-- BEGIN PROVIDED RECORDS --

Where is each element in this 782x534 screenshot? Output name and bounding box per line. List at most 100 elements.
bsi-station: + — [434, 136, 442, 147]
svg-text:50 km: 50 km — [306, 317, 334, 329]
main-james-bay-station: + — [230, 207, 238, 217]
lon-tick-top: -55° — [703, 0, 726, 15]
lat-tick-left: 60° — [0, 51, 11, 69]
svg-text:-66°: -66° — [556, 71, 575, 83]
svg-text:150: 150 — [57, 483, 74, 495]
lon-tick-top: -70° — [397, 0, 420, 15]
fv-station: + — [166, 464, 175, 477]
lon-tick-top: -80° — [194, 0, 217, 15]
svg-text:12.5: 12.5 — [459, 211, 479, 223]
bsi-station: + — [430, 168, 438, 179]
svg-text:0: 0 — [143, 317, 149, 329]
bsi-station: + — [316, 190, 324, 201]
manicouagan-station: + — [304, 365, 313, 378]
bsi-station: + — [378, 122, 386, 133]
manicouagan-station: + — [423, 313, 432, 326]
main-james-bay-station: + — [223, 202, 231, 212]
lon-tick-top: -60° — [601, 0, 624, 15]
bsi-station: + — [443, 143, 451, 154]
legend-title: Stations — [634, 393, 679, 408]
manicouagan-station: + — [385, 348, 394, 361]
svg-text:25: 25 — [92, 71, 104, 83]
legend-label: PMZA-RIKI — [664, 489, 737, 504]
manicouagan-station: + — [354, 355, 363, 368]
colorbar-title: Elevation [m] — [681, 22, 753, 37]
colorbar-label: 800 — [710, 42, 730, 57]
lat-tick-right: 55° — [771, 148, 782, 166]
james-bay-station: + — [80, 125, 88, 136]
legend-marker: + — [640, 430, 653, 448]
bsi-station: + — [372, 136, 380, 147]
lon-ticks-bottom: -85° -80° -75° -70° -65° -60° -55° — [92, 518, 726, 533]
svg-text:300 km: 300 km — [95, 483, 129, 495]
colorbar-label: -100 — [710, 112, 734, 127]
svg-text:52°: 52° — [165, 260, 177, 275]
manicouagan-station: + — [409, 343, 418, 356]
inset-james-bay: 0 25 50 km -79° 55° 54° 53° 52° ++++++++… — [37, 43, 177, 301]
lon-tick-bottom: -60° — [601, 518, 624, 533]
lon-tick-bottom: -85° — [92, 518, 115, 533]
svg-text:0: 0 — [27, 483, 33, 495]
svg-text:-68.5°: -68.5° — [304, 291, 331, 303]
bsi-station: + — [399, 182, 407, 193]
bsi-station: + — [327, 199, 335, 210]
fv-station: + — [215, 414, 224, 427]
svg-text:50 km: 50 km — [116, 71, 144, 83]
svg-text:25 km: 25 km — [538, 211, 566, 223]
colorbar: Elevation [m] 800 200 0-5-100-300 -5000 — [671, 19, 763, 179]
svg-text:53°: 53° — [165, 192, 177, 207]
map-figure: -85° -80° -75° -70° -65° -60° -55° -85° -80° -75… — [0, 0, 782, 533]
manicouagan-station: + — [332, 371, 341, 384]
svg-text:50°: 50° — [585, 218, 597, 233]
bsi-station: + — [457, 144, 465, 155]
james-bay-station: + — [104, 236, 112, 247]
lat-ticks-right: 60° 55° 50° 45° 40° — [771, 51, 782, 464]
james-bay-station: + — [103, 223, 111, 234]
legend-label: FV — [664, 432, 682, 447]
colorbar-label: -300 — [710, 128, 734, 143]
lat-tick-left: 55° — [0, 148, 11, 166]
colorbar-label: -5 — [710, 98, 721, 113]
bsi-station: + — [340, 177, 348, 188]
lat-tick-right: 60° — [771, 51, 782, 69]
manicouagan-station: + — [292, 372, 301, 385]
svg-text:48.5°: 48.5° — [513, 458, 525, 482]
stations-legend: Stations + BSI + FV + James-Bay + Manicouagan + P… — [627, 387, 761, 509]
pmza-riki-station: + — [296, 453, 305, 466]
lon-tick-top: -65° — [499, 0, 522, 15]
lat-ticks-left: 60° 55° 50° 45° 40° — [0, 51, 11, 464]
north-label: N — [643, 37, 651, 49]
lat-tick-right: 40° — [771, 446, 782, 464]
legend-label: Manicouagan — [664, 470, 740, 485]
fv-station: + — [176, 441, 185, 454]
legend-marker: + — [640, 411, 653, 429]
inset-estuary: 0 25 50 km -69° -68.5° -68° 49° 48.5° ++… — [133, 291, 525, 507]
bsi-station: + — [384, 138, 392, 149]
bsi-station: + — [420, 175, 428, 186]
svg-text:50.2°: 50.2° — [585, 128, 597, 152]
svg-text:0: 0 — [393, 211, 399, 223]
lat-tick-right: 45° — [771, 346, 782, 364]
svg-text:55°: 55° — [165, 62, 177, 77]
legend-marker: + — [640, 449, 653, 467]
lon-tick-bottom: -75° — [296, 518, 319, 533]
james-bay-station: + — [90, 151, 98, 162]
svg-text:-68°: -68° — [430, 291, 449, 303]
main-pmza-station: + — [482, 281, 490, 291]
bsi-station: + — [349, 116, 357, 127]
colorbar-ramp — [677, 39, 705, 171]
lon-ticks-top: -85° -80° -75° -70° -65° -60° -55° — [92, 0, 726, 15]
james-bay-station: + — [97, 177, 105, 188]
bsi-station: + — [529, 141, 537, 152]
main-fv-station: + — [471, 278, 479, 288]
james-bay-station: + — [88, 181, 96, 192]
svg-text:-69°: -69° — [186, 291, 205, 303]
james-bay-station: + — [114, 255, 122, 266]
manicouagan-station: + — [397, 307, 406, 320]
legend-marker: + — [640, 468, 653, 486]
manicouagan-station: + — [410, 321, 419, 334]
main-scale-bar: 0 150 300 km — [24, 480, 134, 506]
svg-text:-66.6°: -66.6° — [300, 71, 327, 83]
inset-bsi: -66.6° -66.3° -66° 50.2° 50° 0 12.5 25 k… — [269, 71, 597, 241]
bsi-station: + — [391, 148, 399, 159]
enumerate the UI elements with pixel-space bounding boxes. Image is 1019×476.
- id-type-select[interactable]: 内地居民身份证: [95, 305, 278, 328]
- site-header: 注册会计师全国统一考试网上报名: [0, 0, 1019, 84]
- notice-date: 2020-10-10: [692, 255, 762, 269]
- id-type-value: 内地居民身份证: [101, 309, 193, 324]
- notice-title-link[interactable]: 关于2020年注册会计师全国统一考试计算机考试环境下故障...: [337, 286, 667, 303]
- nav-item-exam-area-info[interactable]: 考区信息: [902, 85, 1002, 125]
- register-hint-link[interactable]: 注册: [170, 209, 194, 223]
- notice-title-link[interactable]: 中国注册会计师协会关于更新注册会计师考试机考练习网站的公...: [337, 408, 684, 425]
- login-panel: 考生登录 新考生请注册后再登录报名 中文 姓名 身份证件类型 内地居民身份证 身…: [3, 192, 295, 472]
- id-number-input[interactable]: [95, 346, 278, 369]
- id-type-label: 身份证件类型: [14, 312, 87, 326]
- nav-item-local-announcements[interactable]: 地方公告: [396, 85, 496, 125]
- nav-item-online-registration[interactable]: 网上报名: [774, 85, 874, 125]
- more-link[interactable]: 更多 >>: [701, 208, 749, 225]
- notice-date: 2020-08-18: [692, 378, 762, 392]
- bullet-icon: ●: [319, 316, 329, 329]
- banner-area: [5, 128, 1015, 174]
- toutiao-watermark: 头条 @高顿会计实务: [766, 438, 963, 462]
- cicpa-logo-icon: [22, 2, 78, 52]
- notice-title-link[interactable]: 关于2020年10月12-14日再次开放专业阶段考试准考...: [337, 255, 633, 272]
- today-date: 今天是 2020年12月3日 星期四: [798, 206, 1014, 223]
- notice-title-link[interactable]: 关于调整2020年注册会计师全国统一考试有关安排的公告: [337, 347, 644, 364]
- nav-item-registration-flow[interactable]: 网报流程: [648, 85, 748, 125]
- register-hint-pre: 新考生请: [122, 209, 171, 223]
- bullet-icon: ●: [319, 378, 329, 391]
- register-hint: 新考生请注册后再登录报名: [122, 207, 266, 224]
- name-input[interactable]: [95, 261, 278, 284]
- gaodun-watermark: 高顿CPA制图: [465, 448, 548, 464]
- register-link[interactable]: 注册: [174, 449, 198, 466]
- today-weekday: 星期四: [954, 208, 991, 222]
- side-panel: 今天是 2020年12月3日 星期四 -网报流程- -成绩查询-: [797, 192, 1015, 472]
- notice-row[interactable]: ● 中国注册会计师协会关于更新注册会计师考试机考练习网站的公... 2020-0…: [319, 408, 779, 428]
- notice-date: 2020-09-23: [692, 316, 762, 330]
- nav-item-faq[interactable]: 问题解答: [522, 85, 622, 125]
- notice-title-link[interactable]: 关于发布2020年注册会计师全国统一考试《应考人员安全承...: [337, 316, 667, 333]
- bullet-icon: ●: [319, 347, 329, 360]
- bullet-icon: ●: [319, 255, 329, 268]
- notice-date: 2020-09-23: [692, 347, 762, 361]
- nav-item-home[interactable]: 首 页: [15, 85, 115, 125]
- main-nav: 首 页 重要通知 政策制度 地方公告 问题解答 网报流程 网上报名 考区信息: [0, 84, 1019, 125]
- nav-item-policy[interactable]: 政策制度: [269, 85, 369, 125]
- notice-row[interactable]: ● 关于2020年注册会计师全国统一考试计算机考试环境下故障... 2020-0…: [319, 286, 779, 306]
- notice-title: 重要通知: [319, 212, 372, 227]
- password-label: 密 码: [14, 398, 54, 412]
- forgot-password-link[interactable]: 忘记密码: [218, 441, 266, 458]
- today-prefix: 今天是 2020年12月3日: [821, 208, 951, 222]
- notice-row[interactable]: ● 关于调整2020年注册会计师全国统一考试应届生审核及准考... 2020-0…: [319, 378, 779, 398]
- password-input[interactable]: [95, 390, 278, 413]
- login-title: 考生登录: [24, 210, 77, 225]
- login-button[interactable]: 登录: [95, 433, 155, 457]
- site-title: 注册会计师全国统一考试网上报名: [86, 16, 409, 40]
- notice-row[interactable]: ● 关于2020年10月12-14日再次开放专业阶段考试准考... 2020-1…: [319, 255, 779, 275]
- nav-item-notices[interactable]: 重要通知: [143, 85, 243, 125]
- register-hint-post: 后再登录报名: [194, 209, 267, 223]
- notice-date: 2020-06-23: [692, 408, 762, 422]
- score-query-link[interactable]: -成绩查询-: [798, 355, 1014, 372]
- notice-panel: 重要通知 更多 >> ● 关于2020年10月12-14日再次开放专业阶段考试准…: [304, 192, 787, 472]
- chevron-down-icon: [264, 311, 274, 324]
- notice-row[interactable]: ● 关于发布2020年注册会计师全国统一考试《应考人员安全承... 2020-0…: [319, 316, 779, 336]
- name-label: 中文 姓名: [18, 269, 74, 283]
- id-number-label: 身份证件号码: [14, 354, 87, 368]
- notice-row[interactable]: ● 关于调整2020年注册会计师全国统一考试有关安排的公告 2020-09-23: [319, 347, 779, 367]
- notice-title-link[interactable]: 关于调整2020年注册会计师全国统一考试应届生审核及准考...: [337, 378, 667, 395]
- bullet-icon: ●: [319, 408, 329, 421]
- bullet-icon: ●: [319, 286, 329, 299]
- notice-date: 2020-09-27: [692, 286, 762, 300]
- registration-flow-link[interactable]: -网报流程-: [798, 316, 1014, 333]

-- END PROVIDED RECORDS --

# [REQUIREMENT]
Reproduce the items character for character, from the beginning up to and including the line that contains "manicouagan-station: + — [354, 355, 363, 368]".

# [WORKED ANSWER]
Where is each element in this 782x534 screenshot? Output name and bounding box per line. List at most 100 elements.
bsi-station: + — [434, 136, 442, 147]
svg-text:50 km: 50 km — [306, 317, 334, 329]
main-james-bay-station: + — [230, 207, 238, 217]
lon-tick-top: -55° — [703, 0, 726, 15]
lat-tick-left: 60° — [0, 51, 11, 69]
svg-text:-66°: -66° — [556, 71, 575, 83]
svg-text:150: 150 — [57, 483, 74, 495]
lon-tick-top: -70° — [397, 0, 420, 15]
fv-station: + — [166, 464, 175, 477]
lon-tick-top: -80° — [194, 0, 217, 15]
svg-text:12.5: 12.5 — [459, 211, 479, 223]
bsi-station: + — [430, 168, 438, 179]
svg-text:0: 0 — [143, 317, 149, 329]
bsi-station: + — [316, 190, 324, 201]
manicouagan-station: + — [304, 365, 313, 378]
bsi-station: + — [378, 122, 386, 133]
manicouagan-station: + — [423, 313, 432, 326]
main-james-bay-station: + — [223, 202, 231, 212]
lon-tick-top: -60° — [601, 0, 624, 15]
bsi-station: + — [443, 143, 451, 154]
legend-title: Stations — [634, 393, 679, 408]
manicouagan-station: + — [385, 348, 394, 361]
svg-text:25: 25 — [92, 71, 104, 83]
legend-label: PMZA-RIKI — [664, 489, 737, 504]
manicouagan-station: + — [354, 355, 363, 368]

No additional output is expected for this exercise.